* [Source document]:
▼
EGI conducts numerous projects in carbon sequestration wherein large amounts of anthropogenic CO₂ emissions are targeted for injection into deep saline aquifers or other suitable geologic formations.
In partnership with departments and colleges, EGI’s research portfolio on low-carbon technologies includes work in carbon capture, carbon utilization and direct air capture of CO₂.
GLOBAL TEMPERATURES ARE INCREASING
Global temperatures are increasing. Atmospheric CO2 concentrations are increasing. New carbon management legislation and initiatives are based on the assumption that increased CO2 levels are a major cause of global warming.
Several ways of reducing CO2 emissions and CO2 levels in the atmosphere include: improved efficiency in power generation by upgrading existing plants, higher efficiency in all new plants, relying more on renewable energy and nuclear-generated power, distribution of energy consumption among other resources and finally, carbon capture and storage (CCS). Of all emissions reduction mechanisms, CCS is projected to provide the largest contribution to emissions reduction in the near-term (~decade time scale).
WHAT IS CARBON CAPTURE
Carbon capture and sequestration (CCS) begins with capture of CO2 at its source, such as a coal fired power plant, transporting the CO2 to a location where it can be sequestered or stored safely away from the earth’s atmosphere and oceans.
Three types of CO2 sequestration are under way: terrestrial sequestration, geologic sequestration, and mineralization. Geologic sequestration is storage of CO2 within geological formations under the earth’s surface. Oil, gas unmineable coal and saline water reservoirs are those best suited for CO2 sequestration.
CARBON MANAGEMENT INITIATIVES
1. San Juan CarbonSAFE
Carbon Storage Assurance Facility Enterprise (CarbonSAFE) Initiative, New Mexico Tech, Los Alamos National Laboratory, Sandia National Laboratory, Enchant Energy, and the University of Utah are working in partnership toward the ultimate goal of storing 72-120 million metric tonnes of CO2 in the San Juan Basin. This U.S. Department of Energy-funded project entails extensive site characterization, drilling a stratigraphic well to validate characterization efforts, acquiring an EPA Class VI permit for injection, performing injections for potentially over two decades, and finally, monitoring the site to ensure there is no leakage.
2. Carbon Utilization & Storage Partnership of the Western U.S. (CUSP)
▲
* [What is asked]:
1. Reproduce word for word everything in the carbon sequestration text from "In partnership with" down to "of global warming.".
2. Write the next part of the carbon sequestration text, picking up after its last line.

* [Extracted records]:
▼
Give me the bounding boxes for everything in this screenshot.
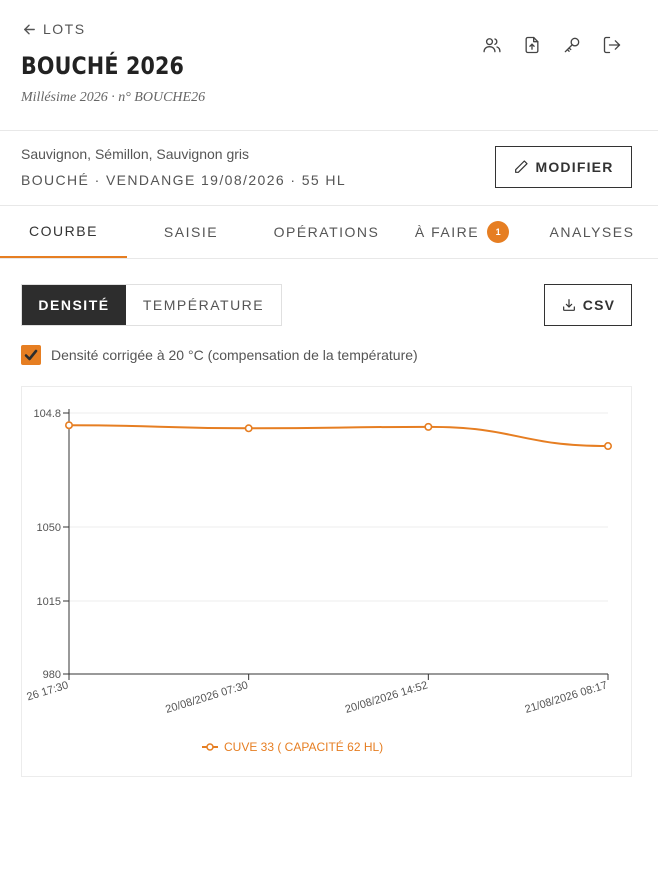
tab-label: À FAIRE — [414, 224, 480, 240]
y-tick-label: 1015 — [37, 596, 61, 608]
check-icon — [24, 349, 38, 361]
page-subtitle: Millésime 2026 · n° BOUCHE26 — [21, 90, 206, 105]
back-label: LOTS — [43, 21, 86, 37]
page-header: LOTS BOUCHÉ 2026 Millésime 2026 · n° BOU… — [0, 0, 658, 130]
lot-meta: BOUCHÉ · VENDANGE 19/08/2026 · 55 HL — [21, 172, 347, 188]
density-chart: 980 1015 1050 104.8 26 17:30 20/08/2026 07:30… — [21, 386, 632, 777]
y-tick-label: 1050 — [37, 522, 61, 534]
todo-count-badge: 1 — [487, 221, 510, 243]
density-toggle[interactable]: DENSITÉ — [22, 285, 126, 325]
tab-label: SAISIE — [163, 224, 219, 240]
temperature-correction-option: Densité corrigée à 20 °C (compensation d… — [21, 345, 418, 365]
back-to-lots-link[interactable]: LOTS — [22, 21, 86, 37]
users-button[interactable] — [480, 33, 503, 56]
header-actions — [480, 33, 623, 56]
x-tick-label: 20/08/2026 07:30 — [164, 679, 249, 716]
tab-analyses[interactable]: ANALYSES — [526, 206, 658, 258]
tab-label: OPÉRATIONS — [273, 224, 380, 240]
logout-icon — [603, 36, 620, 53]
users-icon — [482, 37, 501, 52]
tab-label: ANALYSES — [549, 224, 635, 240]
y-tick-label: 104.8 — [33, 408, 61, 420]
access-key-button[interactable] — [560, 33, 583, 56]
x-tick-label: 21/08/2026 08:17 — [523, 679, 608, 716]
modify-button[interactable]: MODIFIER — [495, 146, 632, 188]
temperature-correction-label: Densité corrigée à 20 °C (compensation d… — [51, 347, 418, 363]
x-tick-label: 20/08/2026 14:52 — [344, 679, 429, 716]
data-point — [244, 424, 253, 433]
temperature-toggle[interactable]: TEMPÉRATURE — [126, 285, 281, 325]
data-point — [603, 442, 612, 451]
lot-info: Sauvignon, Sémillon, Sauvignon gris BOUC… — [0, 130, 658, 206]
page-title: BOUCHÉ 2026 — [21, 52, 185, 80]
download-icon — [562, 299, 575, 311]
tab-a-faire[interactable]: À FAIRE 1 — [398, 206, 526, 258]
data-point — [64, 421, 73, 430]
export-button[interactable] — [520, 33, 543, 56]
csv-export-button[interactable]: CSV — [544, 284, 632, 326]
data-point — [424, 422, 433, 431]
tab-label: COURBE — [29, 223, 98, 239]
arrow-left-icon — [24, 24, 35, 34]
tab-operations[interactable]: OPÉRATIONS — [255, 206, 398, 258]
grape-varieties: Sauvignon, Sémillon, Sauvignon gris — [21, 146, 250, 162]
key-icon — [564, 37, 579, 52]
y-tick-label: 980 — [43, 669, 61, 681]
legend-label: CUVE 33 ( CAPACITÉ 62 HL) — [224, 739, 383, 754]
legend-marker — [206, 743, 214, 751]
tab-saisie[interactable]: SAISIE — [127, 206, 255, 258]
series-line — [68, 424, 609, 448]
pencil-icon — [515, 160, 529, 173]
tab-courbe[interactable]: COURBE — [0, 206, 127, 258]
logout-button[interactable] — [600, 33, 623, 56]
measure-switch: DENSITÉ TEMPÉRATURE — [21, 284, 282, 326]
x-tick-label: 26 17:30 — [25, 679, 69, 703]
modify-label: MODIFIER — [535, 159, 614, 175]
upload-icon — [525, 36, 538, 53]
temperature-correction-checkbox[interactable] — [21, 345, 41, 365]
lot-tabs: COURBE SAISIE OPÉRATIONS À FAIRE 1 ANALY… — [0, 206, 658, 259]
density-chart-svg: 980 1015 1050 104.8 26 17:30 20/08/2026 07:30… — [25, 408, 612, 754]
csv-label: CSV — [582, 297, 616, 313]
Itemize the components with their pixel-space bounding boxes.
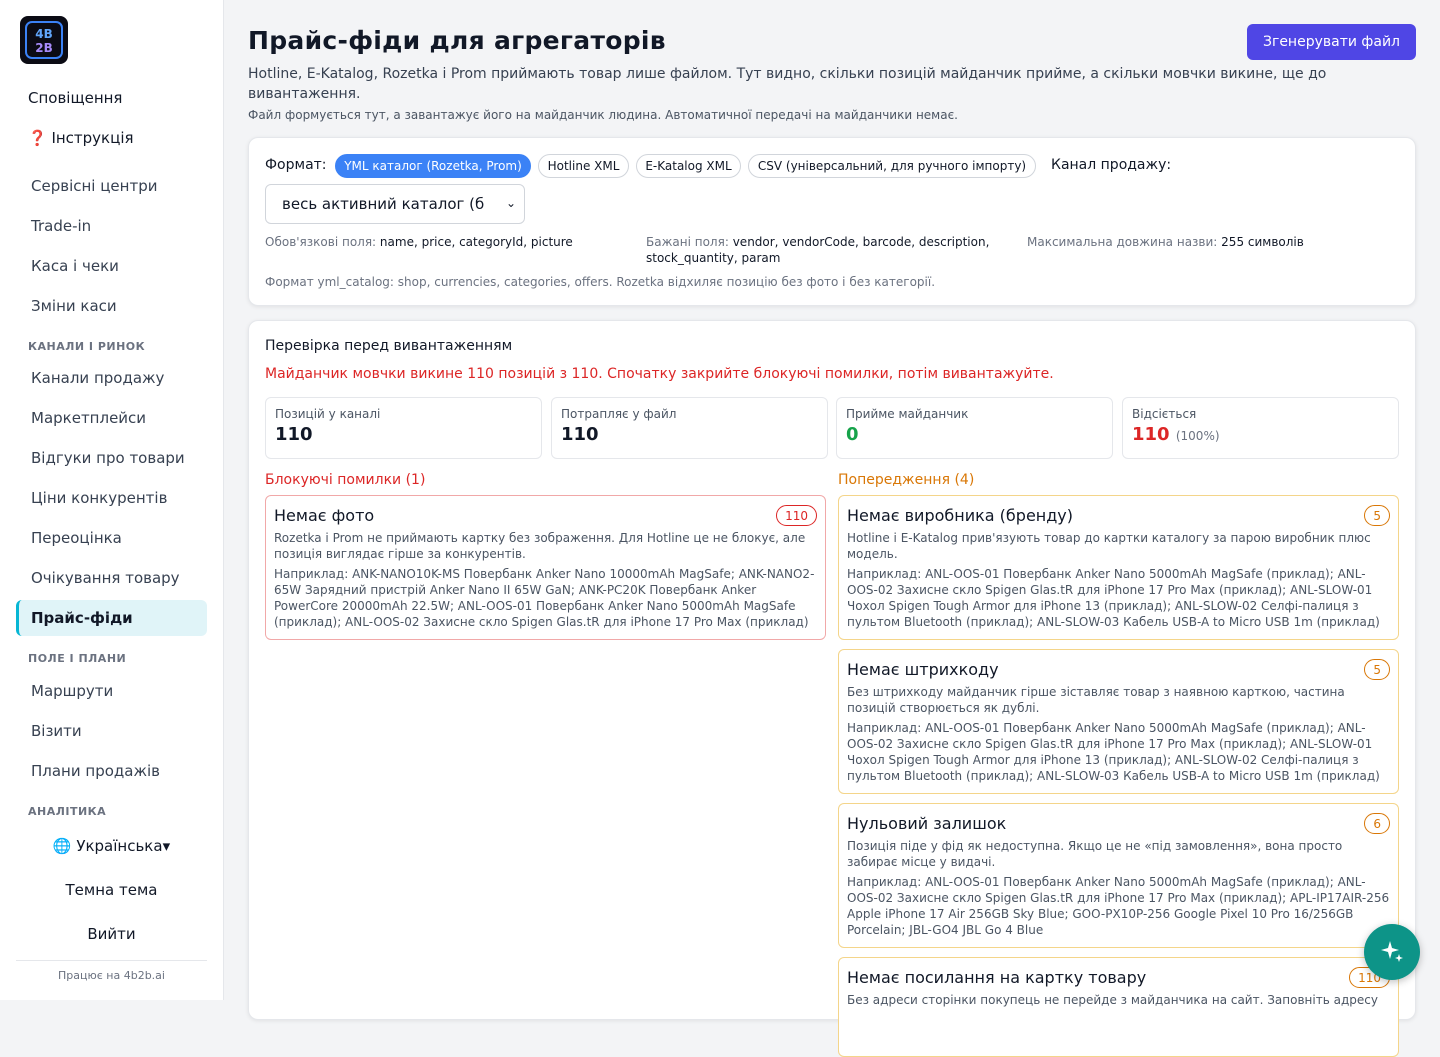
page-description: Hotline, E-Katalog, Rozetka і Prom прийм… <box>248 66 1327 102</box>
channel-select[interactable]: весь активний каталог (б ⌄ <box>265 184 525 224</box>
powered-by: Працює на 4b2b.ai <box>16 960 207 982</box>
stat-value: 110 <box>561 424 599 445</box>
logout-button[interactable]: Вийти <box>16 925 207 943</box>
warnings-header: Попередження (4) <box>838 472 975 488</box>
nav-product-reviews[interactable]: Відгуки про товари <box>16 440 207 476</box>
check-title: Перевірка перед вивантаженням <box>265 338 513 354</box>
check-card: Перевірка перед вивантаженням Майданчик … <box>248 320 1416 1057</box>
stat-label: Відсіється <box>1132 407 1197 421</box>
issue-count-badge: 5 <box>1364 505 1390 526</box>
issue-examples: Наприклад: ANL-OOS-01 Повербанк Anker Na… <box>847 721 1380 783</box>
page-note: Файл формується тут, а завантажує його н… <box>248 108 958 122</box>
desired-fields-label: Бажані поля: <box>646 235 729 249</box>
blocking-errors-header: Блокуючі помилки (1) <box>265 472 426 488</box>
stat-accepted: Прийме майданчик 0 <box>836 397 1113 459</box>
section-analytics-heading: АНАЛІТИКА <box>28 805 107 818</box>
required-fields: Обов'язкові поля: name, price, categoryI… <box>265 234 635 250</box>
generate-file-button[interactable]: Згенерувати файл <box>1247 24 1416 60</box>
issue-count-badge: 6 <box>1364 813 1390 834</box>
issue-no-barcode[interactable]: Немає штрихкоду 5 Без штрихкоду майданчи… <box>838 649 1399 794</box>
format-label: Формат: <box>265 157 327 173</box>
issue-examples: Наприклад: ANL-OOS-01 Повербанк Anker Na… <box>847 567 1380 629</box>
check-warning: Майданчик мовчки викине 110 позицій з 11… <box>265 366 1054 382</box>
stat-in-file: Потрапляє у файл 110 <box>551 397 828 459</box>
issue-count-badge: 5 <box>1364 659 1390 680</box>
yml-format-note: Формат yml_catalog: shop, currencies, ca… <box>265 275 936 289</box>
issue-title: Нульовий залишок <box>847 814 1007 833</box>
issue-count-badge: 110 <box>776 505 817 526</box>
stat-value: 110 <box>275 424 313 445</box>
language-selector[interactable]: 🌐 Українська▾ <box>16 837 207 855</box>
svg-text:4B: 4B <box>35 27 53 41</box>
issue-no-photo[interactable]: Немає фото 110 Rozetka і Prom не приймаю… <box>265 495 826 640</box>
theme-toggle[interactable]: Темна тема <box>16 881 207 899</box>
issue-title: Немає фото <box>274 506 375 525</box>
nav-sales-plans[interactable]: Плани продажів <box>16 753 207 789</box>
sparkle-icon <box>1381 941 1403 962</box>
svg-text:2B: 2B <box>35 41 53 55</box>
nav-marketplaces[interactable]: Маркетплейси <box>16 400 207 436</box>
max-name-length-value: 255 символів <box>1221 235 1304 249</box>
section-market-heading: КАНАЛИ І РИНОК <box>28 340 146 353</box>
format-option-ekatalog[interactable]: E-Katalog XML <box>636 154 741 178</box>
format-option-hotline[interactable]: Hotline XML <box>538 154 629 178</box>
issue-examples: Наприклад: ANK-NANO10K-MS Повербанк Anke… <box>274 567 815 629</box>
format-card: Формат: YML каталог (Rozetka, Prom) Hotl… <box>248 137 1416 306</box>
stat-label: Прийме майданчик <box>846 407 969 421</box>
stat-value-row: 110 (100%) <box>1132 424 1389 445</box>
format-option-yml[interactable]: YML каталог (Rozetka, Prom) <box>335 154 531 178</box>
stat-percent: (100%) <box>1175 429 1220 443</box>
stat-label: Позицій у каналі <box>275 407 381 421</box>
nav-routes[interactable]: Маршрути <box>16 673 207 709</box>
issue-description: Без адреси сторінки покупець не перейде … <box>847 993 1378 1007</box>
desired-fields: Бажані поля: vendor, vendorCode, barcode… <box>646 234 1016 266</box>
nav-visits[interactable]: Візити <box>16 713 207 749</box>
nav-trade-in[interactable]: Trade-in <box>16 208 207 244</box>
stat-value: 110 <box>1132 424 1170 445</box>
nav-repricing[interactable]: Переоцінка <box>16 520 207 556</box>
issue-description: Без штрихкоду майданчик гірше зіставляє … <box>847 685 1345 715</box>
nav-cash-shifts[interactable]: Зміни каси <box>16 288 207 324</box>
nav-competitor-prices[interactable]: Ціни конкурентів <box>16 480 207 516</box>
stat-label: Потрапляє у файл <box>561 407 677 421</box>
page-title: Прайс-фіди для агрегаторів <box>248 26 666 55</box>
channel-label: Канал продажу: <box>1051 157 1172 173</box>
required-fields-value: name, price, categoryId, picture <box>379 235 573 249</box>
issue-description: Позиція піде у фід як недоступна. Якщо ц… <box>847 839 1343 869</box>
nav-cash-receipts[interactable]: Каса і чеки <box>16 248 207 284</box>
required-fields-label: Обов'язкові поля: <box>265 235 377 249</box>
max-name-length: Максимальна довжина назви: 255 символів <box>1027 234 1407 250</box>
channel-select-value: весь активний каталог (б <box>282 195 485 213</box>
issue-description: Hotline і E-Katalog прив'язують товар до… <box>847 531 1371 561</box>
format-option-csv[interactable]: CSV (універсальний, для ручного імпорту) <box>748 154 1036 178</box>
section-field-heading: ПОЛЕ І ПЛАНИ <box>28 652 127 665</box>
nav-stock-waiting[interactable]: Очікування товару <box>16 560 207 596</box>
issue-description: Rozetka і Prom не приймають картку без з… <box>274 531 806 561</box>
stat-value: 0 <box>846 424 859 445</box>
sidebar: 4B 2B Сповіщення ❓ Інструкція Сервісні ц… <box>0 0 224 1000</box>
nav-sales-channels[interactable]: Канали продажу <box>16 360 207 396</box>
issue-no-vendor[interactable]: Немає виробника (бренду) 5 Hotline і E-K… <box>838 495 1399 640</box>
nav-price-feeds[interactable]: Прайс-фіди <box>16 600 207 636</box>
nav-notifications[interactable]: Сповіщення <box>16 80 207 116</box>
stat-positions-in-channel: Позицій у каналі 110 <box>265 397 542 459</box>
ai-assistant-button[interactable] <box>1364 924 1420 980</box>
nav-service-centers[interactable]: Сервісні центри <box>16 168 207 204</box>
issue-examples: Наприклад: ANL-OOS-01 Повербанк Anker Na… <box>847 875 1390 937</box>
nav-instructions[interactable]: ❓ Інструкція <box>16 120 207 156</box>
issue-title: Немає виробника (бренду) <box>847 506 1074 525</box>
issue-title: Немає посилання на картку товару <box>847 968 1147 987</box>
issue-title: Немає штрихкоду <box>847 660 999 679</box>
app-logo[interactable]: 4B 2B <box>20 16 68 64</box>
max-name-length-label: Максимальна довжина назви: <box>1027 235 1218 249</box>
issue-no-product-url[interactable]: Немає посилання на картку товару 110 Без… <box>838 957 1399 1057</box>
issue-zero-stock[interactable]: Нульовий залишок 6 Позиція піде у фід як… <box>838 803 1399 948</box>
chevron-down-icon: ⌄ <box>505 196 516 210</box>
stat-rejected: Відсіється 110 (100%) <box>1122 397 1399 459</box>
▲
* [Answers by task]:
1.
In partnership with departments and colleges, EGI’s research portfolio on low-carbon technologies includes work in carbon capture, carbon utilization and direct air capture of CO₂.
GLOBAL TEMPERATURES ARE INCREASING
Global temperatures are increasing. Atmospheric CO2 concentrations are increasing. New carbon management legislation and initiatives are based on the assumption that increased CO2 levels are a major cause of global warming.

2.
CUSP is one of four regional U.S. Department of Energy initiatives focused on commercial carbon capture, utilization, and storage (CCUS). CUSP is a consortium of universities, research institutions, state geological surveys, national laboratories, and industry. CUSP states pursue projects unique to their needs, and the University of Utah is focused on gathering data to support analytical and optimization models to evaluate CCUS potential and readiness across the CUSP region to support more rapid implementation of commercial-scale technologies. The partnership collaborates with the three other regional initiatives to form a cohesive national program.
3. Injection Of Flue Gas Improves CO2 Permeability And Storage Capacity In Coal: A Promising Technology
4. Fault Characterization Project
The primary objective of the project is to significantly advance the state-of-the-art technologies for detecting and characterizing faults above and below a target CO2 injection zone. The project team will carry out field deployment of an integrated suite of cost-effective and novel geophysical, geochemical, and geomechanical technologies for detection and characterization of faults and fractures in a characterization well drilled as part of the San Juan CarbonSAFE project. The data and analysis results will be used to assess potential fault activation hazards attributing to large-scale CO2 injection in the San Juan Basin.
5. Intermountain West Sustainability & Transitions (I-WEST)
I-WEST is a U.S. Department of Energy-funded effort to develop a technology roadmap to transition the region to an economically sustainable, carbon neutral energy system. The roadmap will outline ways for the Intermountain West states to meet challenges, capitalize on opportunities, and build an equitable energy transition strategy. I-WEST states include Arizona, Colorado, Montana, New Mexico, Utah, and Wyoming. It is anticipated that the roadmap will be released later this year and the initiative may launch a second phase with efforts focused on implementation strategies. (I-WEST Website)
6. Multi-Scale Fluid-Solid Interactions in Architected & Natural Materials (MUSE)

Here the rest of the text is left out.